→ Exercise details
Can the data below be set down again exactly, line for line?

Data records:
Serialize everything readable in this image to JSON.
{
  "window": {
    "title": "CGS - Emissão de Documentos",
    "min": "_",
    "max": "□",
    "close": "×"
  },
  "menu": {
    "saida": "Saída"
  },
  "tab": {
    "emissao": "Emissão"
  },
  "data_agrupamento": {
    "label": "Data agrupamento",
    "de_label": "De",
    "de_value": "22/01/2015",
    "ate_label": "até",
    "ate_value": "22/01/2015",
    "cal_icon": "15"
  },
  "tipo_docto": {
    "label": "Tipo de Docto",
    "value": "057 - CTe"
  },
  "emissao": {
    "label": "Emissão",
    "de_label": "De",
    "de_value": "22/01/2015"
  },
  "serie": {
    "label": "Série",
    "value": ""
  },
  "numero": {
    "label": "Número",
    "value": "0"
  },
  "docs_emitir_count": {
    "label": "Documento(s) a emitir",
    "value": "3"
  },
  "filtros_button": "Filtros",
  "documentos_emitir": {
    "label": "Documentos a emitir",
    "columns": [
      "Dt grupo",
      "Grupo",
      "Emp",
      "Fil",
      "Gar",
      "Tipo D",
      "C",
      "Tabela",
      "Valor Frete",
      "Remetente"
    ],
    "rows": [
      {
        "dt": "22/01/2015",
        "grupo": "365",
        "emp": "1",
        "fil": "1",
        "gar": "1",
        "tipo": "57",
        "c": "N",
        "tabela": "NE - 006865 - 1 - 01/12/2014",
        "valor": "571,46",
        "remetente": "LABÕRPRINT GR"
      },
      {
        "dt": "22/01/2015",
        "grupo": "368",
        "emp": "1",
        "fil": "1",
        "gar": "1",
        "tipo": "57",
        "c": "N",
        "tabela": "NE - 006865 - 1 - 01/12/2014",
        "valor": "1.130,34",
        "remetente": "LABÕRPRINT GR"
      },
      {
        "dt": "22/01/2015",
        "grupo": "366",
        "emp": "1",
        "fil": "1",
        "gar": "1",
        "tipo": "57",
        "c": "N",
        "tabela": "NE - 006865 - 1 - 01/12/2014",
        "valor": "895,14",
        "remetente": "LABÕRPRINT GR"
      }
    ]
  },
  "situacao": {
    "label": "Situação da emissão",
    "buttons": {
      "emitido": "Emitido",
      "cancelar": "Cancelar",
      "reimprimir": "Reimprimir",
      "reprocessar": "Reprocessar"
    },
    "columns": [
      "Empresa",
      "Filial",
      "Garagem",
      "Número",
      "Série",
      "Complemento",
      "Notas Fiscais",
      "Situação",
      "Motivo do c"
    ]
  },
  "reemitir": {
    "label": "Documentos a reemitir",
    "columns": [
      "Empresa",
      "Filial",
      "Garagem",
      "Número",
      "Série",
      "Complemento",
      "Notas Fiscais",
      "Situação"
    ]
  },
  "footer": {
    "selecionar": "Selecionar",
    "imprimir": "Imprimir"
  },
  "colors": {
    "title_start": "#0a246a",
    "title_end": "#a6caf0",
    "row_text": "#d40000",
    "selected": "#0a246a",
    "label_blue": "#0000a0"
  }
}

→ Output for this task
Serialize everything readable in this image to JSON.
{
  "window": {
    "title": "CGS - Emissão de Documentos",
    "min": "_",
    "max": "□",
    "close": "×"
  },
  "menu": {
    "saida": "Saída"
  },
  "tab": {
    "emissao": "Emissão"
  },
  "data_agrupamento": {
    "label": "Data agrupamento",
    "de_label": "De",
    "de_value": "22/01/2015",
    "ate_label": "até",
    "ate_value": "22/01/2015",
    "cal_icon": "15"
  },
  "tipo_docto": {
    "label": "Tipo de Docto",
    "value": "057 - CTe"
  },
  "emissao": {
    "label": "Emissão",
    "de_label": "De",
    "de_value": "22/01/2015"
  },
  "serie": {
    "label": "Série",
    "value": ""
  },
  "numero": {
    "label": "Número",
    "value": "0"
  },
  "docs_emitir_count": {
    "label": "Documento(s) a emitir",
    "value": "3"
  },
  "filtros_button": "Filtros",
  "documentos_emitir": {
    "label": "Documentos a emitir",
    "columns": [
      "Dt grupo",
      "Grupo",
      "Emp",
      "Fil",
      "Gar",
      "Tipo D",
      "C",
      "Tabela",
      "Valor Frete",
      "Remetente"
    ],
    "rows": [
      {
        "dt": "22/01/2015",
        "grupo": "365",
        "emp": "1",
        "fil": "1",
        "gar": "1",
        "tipo": "57",
        "c": "N",
        "tabela": "NE - 006865 - 1 - 01/12/2014",
        "valor": "571,46",
        "remetente": "LABÕRPRINT GR"
      },
      {
        "dt": "22/01/2015",
        "grupo": "368",
        "emp": "1",
        "fil": "1",
        "gar": "1",
        "tipo": "57",
        "c": "N",
        "tabela": "NE - 006865 - 1 - 01/12/2014",
        "valor": "1.130,34",
        "remetente": "LABÕRPRINT GR"
      },
      {
        "dt": "22/01/2015",
        "grupo": "366",
        "emp": "1",
        "fil": "1",
        "gar": "1",
        "tipo": "57",
        "c": "N",
        "tabela": "NE - 006865 - 1 - 01/12/2014",
        "valor": "895,14",
        "remetente": "LABÕRPRINT GR"
      }
    ]
  },
  "situacao": {
    "label": "Situação da emissão",
    "buttons": {
      "emitido": "Emitido",
      "cancelar": "Cancelar",
      "reimprimir": "Reimprimir",
      "reprocessar": "Reprocessar"
    },
    "columns": [
      "Empresa",
      "Filial",
      "Garagem",
      "Número",
      "Série",
      "Complemento",
      "Notas Fiscais",
      "Situação",
      "Motivo do c"
    ]
  },
  "reemitir": {
    "label": "Documentos a reemitir",
    "columns": [
      "Empresa",
      "Filial",
      "Garagem",
      "Número",
      "Série",
      "Complemento",
      "Notas Fiscais",
      "Situação"
    ]
  },
  "footer": {
    "selecionar": "Selecionar",
    "imprimir": "Imprimir"
  },
  "colors": {
    "title_start": "#0a246a",
    "title_end": "#a6caf0",
    "row_text": "#d40000",
    "selected": "#0a246a",
    "label_blue": "#0000a0"
  }
}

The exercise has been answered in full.